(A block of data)

-------

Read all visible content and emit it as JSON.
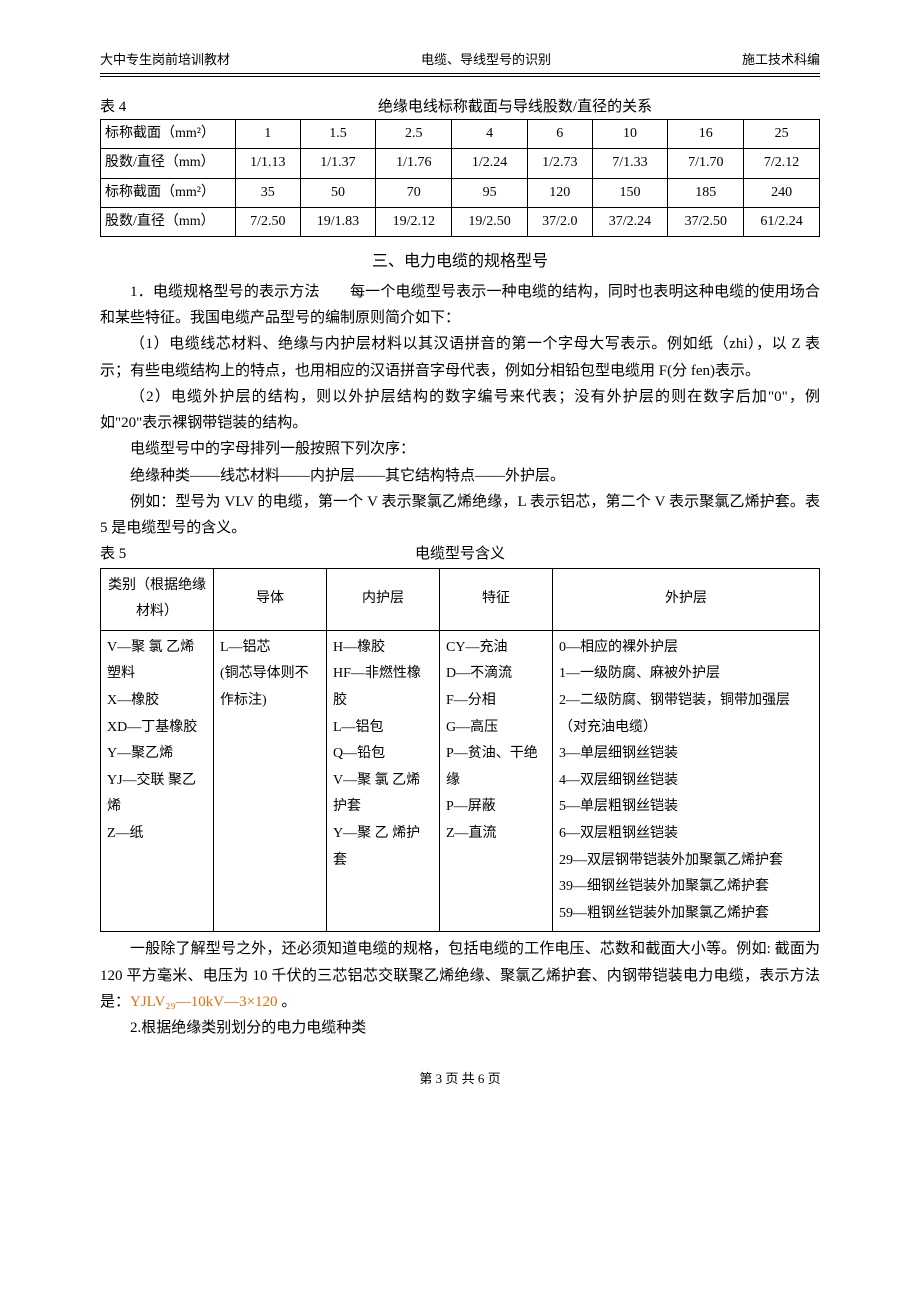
{
  "header": {
    "left": "大中专生岗前培训教材",
    "center": "电缆、导线型号的识别",
    "right": "施工技术科编"
  },
  "table4": {
    "label": "表 4",
    "title": "绝缘电线标称截面与导线股数/直径的关系",
    "row1_label": "标称截面（mm²）",
    "row2_label": "股数/直径（mm）",
    "row3_label": "标称截面（mm²）",
    "row4_label": "股数/直径（mm）",
    "row1": [
      "1",
      "1.5",
      "2.5",
      "4",
      "6",
      "10",
      "16",
      "25"
    ],
    "row2": [
      "1/1.13",
      "1/1.37",
      "1/1.76",
      "1/2.24",
      "1/2.73",
      "7/1.33",
      "7/1.70",
      "7/2.12"
    ],
    "row3": [
      "35",
      "50",
      "70",
      "95",
      "120",
      "150",
      "185",
      "240"
    ],
    "row4": [
      "7/2.50",
      "19/1.83",
      "19/2.12",
      "19/2.50",
      "37/2.0",
      "37/2.24",
      "37/2.50",
      "61/2.24"
    ]
  },
  "section3_title": "三、电力电缆的规格型号",
  "para1": "1．电缆规格型号的表示方法　　每一个电缆型号表示一种电缆的结构，同时也表明这种电缆的使用场合和某些特征。我国电缆产品型号的编制原则简介如下：",
  "para2": "（1）电缆线芯材料、绝缘与内护层材料以其汉语拼音的第一个字母大写表示。例如纸（zhi），以 Z 表示；有些电缆结构上的特点，也用相应的汉语拼音字母代表，例如分相铅包型电缆用 F(分 fen)表示。",
  "para3": "（2）电缆外护层的结构，则以外护层结构的数字编号来代表；没有外护层的则在数字后加\"0\"，例如\"20\"表示裸钢带铠装的结构。",
  "para4": "电缆型号中的字母排列一般按照下列次序：",
  "para5": "绝缘种类——线芯材料——内护层——其它结构特点——外护层。",
  "para6": "例如：型号为 VLV 的电缆，第一个 V 表示聚氯乙烯绝缘，L 表示铝芯，第二个 V 表示聚氯乙烯护套。表 5 是电缆型号的含义。",
  "table5": {
    "label": "表 5",
    "title": "电缆型号含义",
    "headers": {
      "c1": "类别（根据绝缘材料）",
      "c2": "导体",
      "c3": "内护层",
      "c4": "特征",
      "c5": "外护层"
    },
    "c1_lines": [
      "V—聚 氯 乙烯塑料",
      "X—橡胶",
      "XD—丁基橡胶",
      "Y—聚乙烯",
      "YJ—交联 聚乙烯",
      "Z—纸"
    ],
    "c2_lines": [
      "L—铝芯",
      "(铜芯导体则不作标注)"
    ],
    "c3_lines": [
      "H—橡胶",
      "HF—非燃性橡胶",
      "L—铝包",
      "Q—铅包",
      "V—聚 氯 乙烯护套",
      "Y—聚 乙 烯护套"
    ],
    "c4_lines": [
      "CY—充油",
      "D—不滴流",
      "F—分相",
      "G—高压",
      "P—贫油、干绝缘",
      "P—屏蔽",
      "Z—直流"
    ],
    "c5_lines": [
      "0—相应的裸外护层",
      "1—一级防腐、麻被外护层",
      "2—二级防腐、钢带铠装，铜带加强层（对充油电缆）",
      "3—单层细钢丝铠装",
      "4—双层细钢丝铠装",
      "5—单层粗钢丝铠装",
      "6—双层粗钢丝铠装",
      "29—双层钢带铠装外加聚氯乙烯护套",
      "39—细钢丝铠装外加聚氯乙烯护套",
      "59—粗钢丝铠装外加聚氯乙烯护套"
    ]
  },
  "para7_a": "一般除了解型号之外，还必须知道电缆的规格，包括电缆的工作电压、芯数和截面大小等。例如: 截面为 120 平方毫米、电压为 10 千伏的三芯铝芯交联聚乙烯绝缘、聚氯乙烯护套、内钢带铠装电力电缆，表示方法是：",
  "para7_orange": "YJLV₂₉—10kV—3×120",
  "para7_end": " 。",
  "para8": "2.根据绝缘类别划分的电力电缆种类",
  "footer": "第 3 页 共 6 页"
}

-------

◆ **Stated exercise**
Strip the images and reproduce the remaining records precisely.

◆ **Final answer**
Read all visible content and emit it as JSON.
{
  "header": {
    "left": "大中专生岗前培训教材",
    "center": "电缆、导线型号的识别",
    "right": "施工技术科编"
  },
  "table4": {
    "label": "表 4",
    "title": "绝缘电线标称截面与导线股数/直径的关系",
    "row1_label": "标称截面（mm²）",
    "row2_label": "股数/直径（mm）",
    "row3_label": "标称截面（mm²）",
    "row4_label": "股数/直径（mm）",
    "row1": [
      "1",
      "1.5",
      "2.5",
      "4",
      "6",
      "10",
      "16",
      "25"
    ],
    "row2": [
      "1/1.13",
      "1/1.37",
      "1/1.76",
      "1/2.24",
      "1/2.73",
      "7/1.33",
      "7/1.70",
      "7/2.12"
    ],
    "row3": [
      "35",
      "50",
      "70",
      "95",
      "120",
      "150",
      "185",
      "240"
    ],
    "row4": [
      "7/2.50",
      "19/1.83",
      "19/2.12",
      "19/2.50",
      "37/2.0",
      "37/2.24",
      "37/2.50",
      "61/2.24"
    ]
  },
  "section3_title": "三、电力电缆的规格型号",
  "para1": "1．电缆规格型号的表示方法　　每一个电缆型号表示一种电缆的结构，同时也表明这种电缆的使用场合和某些特征。我国电缆产品型号的编制原则简介如下：",
  "para2": "（1）电缆线芯材料、绝缘与内护层材料以其汉语拼音的第一个字母大写表示。例如纸（zhi），以 Z 表示；有些电缆结构上的特点，也用相应的汉语拼音字母代表，例如分相铅包型电缆用 F(分 fen)表示。",
  "para3": "（2）电缆外护层的结构，则以外护层结构的数字编号来代表；没有外护层的则在数字后加\"0\"，例如\"20\"表示裸钢带铠装的结构。",
  "para4": "电缆型号中的字母排列一般按照下列次序：",
  "para5": "绝缘种类——线芯材料——内护层——其它结构特点——外护层。",
  "para6": "例如：型号为 VLV 的电缆，第一个 V 表示聚氯乙烯绝缘，L 表示铝芯，第二个 V 表示聚氯乙烯护套。表 5 是电缆型号的含义。",
  "table5": {
    "label": "表 5",
    "title": "电缆型号含义",
    "headers": {
      "c1": "类别（根据绝缘材料）",
      "c2": "导体",
      "c3": "内护层",
      "c4": "特征",
      "c5": "外护层"
    },
    "c1_lines": [
      "V—聚 氯 乙烯塑料",
      "X—橡胶",
      "XD—丁基橡胶",
      "Y—聚乙烯",
      "YJ—交联 聚乙烯",
      "Z—纸"
    ],
    "c2_lines": [
      "L—铝芯",
      "(铜芯导体则不作标注)"
    ],
    "c3_lines": [
      "H—橡胶",
      "HF—非燃性橡胶",
      "L—铝包",
      "Q—铅包",
      "V—聚 氯 乙烯护套",
      "Y—聚 乙 烯护套"
    ],
    "c4_lines": [
      "CY—充油",
      "D—不滴流",
      "F—分相",
      "G—高压",
      "P—贫油、干绝缘",
      "P—屏蔽",
      "Z—直流"
    ],
    "c5_lines": [
      "0—相应的裸外护层",
      "1—一级防腐、麻被外护层",
      "2—二级防腐、钢带铠装，铜带加强层（对充油电缆）",
      "3—单层细钢丝铠装",
      "4—双层细钢丝铠装",
      "5—单层粗钢丝铠装",
      "6—双层粗钢丝铠装",
      "29—双层钢带铠装外加聚氯乙烯护套",
      "39—细钢丝铠装外加聚氯乙烯护套",
      "59—粗钢丝铠装外加聚氯乙烯护套"
    ]
  },
  "para7_a": "一般除了解型号之外，还必须知道电缆的规格，包括电缆的工作电压、芯数和截面大小等。例如: 截面为 120 平方毫米、电压为 10 千伏的三芯铝芯交联聚乙烯绝缘、聚氯乙烯护套、内钢带铠装电力电缆，表示方法是：",
  "para7_orange": "YJLV₂₉—10kV—3×120",
  "para7_end": " 。",
  "para8": "2.根据绝缘类别划分的电力电缆种类",
  "footer": "第 3 页 共 6 页"
}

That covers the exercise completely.